TASK STATEMENT: Filter the records below for the word "ylabel". Copy each line that holds it.

THE INPUT:
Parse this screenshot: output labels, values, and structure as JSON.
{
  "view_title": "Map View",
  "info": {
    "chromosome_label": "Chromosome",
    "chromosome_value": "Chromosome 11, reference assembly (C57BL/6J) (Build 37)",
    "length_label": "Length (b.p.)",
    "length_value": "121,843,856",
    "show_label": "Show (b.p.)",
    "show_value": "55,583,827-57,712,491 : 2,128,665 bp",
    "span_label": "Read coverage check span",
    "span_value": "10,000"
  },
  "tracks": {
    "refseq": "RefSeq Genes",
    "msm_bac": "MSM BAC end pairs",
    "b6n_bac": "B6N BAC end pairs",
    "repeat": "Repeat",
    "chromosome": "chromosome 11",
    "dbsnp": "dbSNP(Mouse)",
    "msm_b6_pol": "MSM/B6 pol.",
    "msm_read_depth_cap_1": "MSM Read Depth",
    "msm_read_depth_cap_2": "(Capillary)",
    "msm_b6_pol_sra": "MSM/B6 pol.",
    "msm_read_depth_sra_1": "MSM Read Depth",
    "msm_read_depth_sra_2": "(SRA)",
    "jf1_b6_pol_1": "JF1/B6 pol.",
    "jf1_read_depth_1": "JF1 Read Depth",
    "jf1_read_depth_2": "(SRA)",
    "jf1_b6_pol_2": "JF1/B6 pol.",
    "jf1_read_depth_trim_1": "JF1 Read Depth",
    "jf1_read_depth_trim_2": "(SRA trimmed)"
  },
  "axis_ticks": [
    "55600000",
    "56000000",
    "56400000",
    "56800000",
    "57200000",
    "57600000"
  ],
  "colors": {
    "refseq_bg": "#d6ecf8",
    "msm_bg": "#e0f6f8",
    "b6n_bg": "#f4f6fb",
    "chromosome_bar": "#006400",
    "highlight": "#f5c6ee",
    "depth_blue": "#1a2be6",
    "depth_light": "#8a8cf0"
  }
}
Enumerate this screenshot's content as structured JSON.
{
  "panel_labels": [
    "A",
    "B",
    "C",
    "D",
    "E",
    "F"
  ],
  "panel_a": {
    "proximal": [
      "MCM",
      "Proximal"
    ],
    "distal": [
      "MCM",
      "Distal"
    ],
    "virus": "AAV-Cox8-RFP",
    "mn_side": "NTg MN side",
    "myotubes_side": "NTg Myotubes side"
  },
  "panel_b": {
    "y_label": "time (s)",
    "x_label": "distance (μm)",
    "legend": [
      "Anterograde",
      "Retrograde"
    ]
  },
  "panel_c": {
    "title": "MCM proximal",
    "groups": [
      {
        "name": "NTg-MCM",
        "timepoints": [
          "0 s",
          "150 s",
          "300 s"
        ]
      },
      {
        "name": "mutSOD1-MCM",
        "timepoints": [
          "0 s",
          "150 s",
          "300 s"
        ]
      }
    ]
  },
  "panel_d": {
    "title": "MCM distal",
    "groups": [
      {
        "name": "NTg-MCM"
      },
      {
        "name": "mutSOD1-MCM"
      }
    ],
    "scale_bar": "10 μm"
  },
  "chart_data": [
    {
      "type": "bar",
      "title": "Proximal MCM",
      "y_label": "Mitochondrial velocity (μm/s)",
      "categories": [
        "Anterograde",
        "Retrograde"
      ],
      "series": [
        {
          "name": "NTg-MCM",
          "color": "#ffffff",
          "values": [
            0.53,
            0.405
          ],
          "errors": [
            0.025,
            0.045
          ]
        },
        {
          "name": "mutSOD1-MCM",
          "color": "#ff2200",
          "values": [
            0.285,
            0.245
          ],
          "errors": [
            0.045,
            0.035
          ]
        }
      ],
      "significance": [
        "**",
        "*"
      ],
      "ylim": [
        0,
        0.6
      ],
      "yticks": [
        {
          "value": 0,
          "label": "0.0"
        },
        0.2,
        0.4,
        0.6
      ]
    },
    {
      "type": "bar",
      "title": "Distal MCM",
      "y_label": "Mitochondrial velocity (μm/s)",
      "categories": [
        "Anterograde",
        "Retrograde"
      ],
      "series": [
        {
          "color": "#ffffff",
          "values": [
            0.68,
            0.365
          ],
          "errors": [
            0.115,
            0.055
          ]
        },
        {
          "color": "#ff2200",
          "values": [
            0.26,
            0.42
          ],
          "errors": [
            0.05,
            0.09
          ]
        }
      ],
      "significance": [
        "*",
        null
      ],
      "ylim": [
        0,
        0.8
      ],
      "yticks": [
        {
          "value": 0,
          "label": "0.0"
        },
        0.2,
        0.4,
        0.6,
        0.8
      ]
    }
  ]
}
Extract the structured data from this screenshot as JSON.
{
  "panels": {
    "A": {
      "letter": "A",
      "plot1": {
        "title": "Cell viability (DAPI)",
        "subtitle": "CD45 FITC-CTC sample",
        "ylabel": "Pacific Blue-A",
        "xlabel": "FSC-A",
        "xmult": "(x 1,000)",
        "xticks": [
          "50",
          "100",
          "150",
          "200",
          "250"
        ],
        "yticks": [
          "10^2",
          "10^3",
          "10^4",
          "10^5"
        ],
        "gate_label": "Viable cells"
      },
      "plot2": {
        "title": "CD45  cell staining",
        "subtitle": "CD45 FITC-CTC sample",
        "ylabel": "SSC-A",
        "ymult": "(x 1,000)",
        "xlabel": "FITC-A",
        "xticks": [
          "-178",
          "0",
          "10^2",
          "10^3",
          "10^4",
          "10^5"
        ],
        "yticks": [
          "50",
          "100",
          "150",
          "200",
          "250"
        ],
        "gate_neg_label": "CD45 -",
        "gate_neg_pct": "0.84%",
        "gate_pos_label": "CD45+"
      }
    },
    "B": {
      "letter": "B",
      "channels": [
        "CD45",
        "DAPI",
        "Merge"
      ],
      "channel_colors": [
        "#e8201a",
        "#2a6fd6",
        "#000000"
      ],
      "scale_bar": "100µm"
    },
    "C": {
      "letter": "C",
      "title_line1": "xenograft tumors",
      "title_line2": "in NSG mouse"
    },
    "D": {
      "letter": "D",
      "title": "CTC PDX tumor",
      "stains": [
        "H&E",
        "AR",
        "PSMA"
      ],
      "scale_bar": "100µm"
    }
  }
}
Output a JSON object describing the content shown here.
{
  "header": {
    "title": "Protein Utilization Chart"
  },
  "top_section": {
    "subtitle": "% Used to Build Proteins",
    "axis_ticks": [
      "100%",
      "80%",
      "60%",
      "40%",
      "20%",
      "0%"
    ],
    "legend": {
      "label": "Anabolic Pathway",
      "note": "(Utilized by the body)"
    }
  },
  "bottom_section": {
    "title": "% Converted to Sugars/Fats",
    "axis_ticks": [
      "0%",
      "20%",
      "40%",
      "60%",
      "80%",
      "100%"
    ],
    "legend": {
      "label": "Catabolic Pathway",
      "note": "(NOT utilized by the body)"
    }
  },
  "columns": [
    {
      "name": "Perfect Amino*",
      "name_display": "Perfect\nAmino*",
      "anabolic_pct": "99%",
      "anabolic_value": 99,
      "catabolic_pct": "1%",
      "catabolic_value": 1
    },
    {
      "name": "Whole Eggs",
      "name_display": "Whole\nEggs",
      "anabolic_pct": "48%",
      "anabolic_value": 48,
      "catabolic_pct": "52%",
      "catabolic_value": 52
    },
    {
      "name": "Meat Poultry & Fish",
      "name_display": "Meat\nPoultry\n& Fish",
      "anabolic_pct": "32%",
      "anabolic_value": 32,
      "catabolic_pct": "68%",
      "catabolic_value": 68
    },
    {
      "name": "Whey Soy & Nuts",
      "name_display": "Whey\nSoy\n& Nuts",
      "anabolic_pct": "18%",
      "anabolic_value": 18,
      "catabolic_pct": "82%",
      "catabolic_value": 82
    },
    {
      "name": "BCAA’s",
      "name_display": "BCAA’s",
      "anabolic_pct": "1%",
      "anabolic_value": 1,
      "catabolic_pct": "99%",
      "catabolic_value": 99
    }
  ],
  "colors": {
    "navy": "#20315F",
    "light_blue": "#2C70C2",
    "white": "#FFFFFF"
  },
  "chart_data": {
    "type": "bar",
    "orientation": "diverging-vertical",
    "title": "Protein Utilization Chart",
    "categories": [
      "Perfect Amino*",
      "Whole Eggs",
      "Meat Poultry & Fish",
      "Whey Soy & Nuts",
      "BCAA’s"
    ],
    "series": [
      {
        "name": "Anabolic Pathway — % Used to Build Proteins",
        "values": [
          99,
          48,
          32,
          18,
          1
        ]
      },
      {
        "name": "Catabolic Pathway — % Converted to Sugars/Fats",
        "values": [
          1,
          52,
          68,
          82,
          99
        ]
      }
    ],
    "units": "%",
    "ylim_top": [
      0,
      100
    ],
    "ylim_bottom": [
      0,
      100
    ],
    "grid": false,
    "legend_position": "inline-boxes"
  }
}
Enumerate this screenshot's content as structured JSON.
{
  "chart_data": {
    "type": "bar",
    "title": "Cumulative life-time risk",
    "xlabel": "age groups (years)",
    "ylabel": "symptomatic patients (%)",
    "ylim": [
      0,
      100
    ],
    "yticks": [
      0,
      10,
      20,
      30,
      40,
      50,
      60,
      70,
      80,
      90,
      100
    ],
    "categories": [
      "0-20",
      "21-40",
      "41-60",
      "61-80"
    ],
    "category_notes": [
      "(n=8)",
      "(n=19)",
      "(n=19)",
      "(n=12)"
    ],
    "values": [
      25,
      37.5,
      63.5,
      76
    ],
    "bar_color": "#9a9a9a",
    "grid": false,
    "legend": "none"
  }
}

YOUR RESPONSE:
        "ylabel": "Pacific Blue-A",
        "ylabel": "SSC-A",
    "ylabel": "symptomatic patients (%)",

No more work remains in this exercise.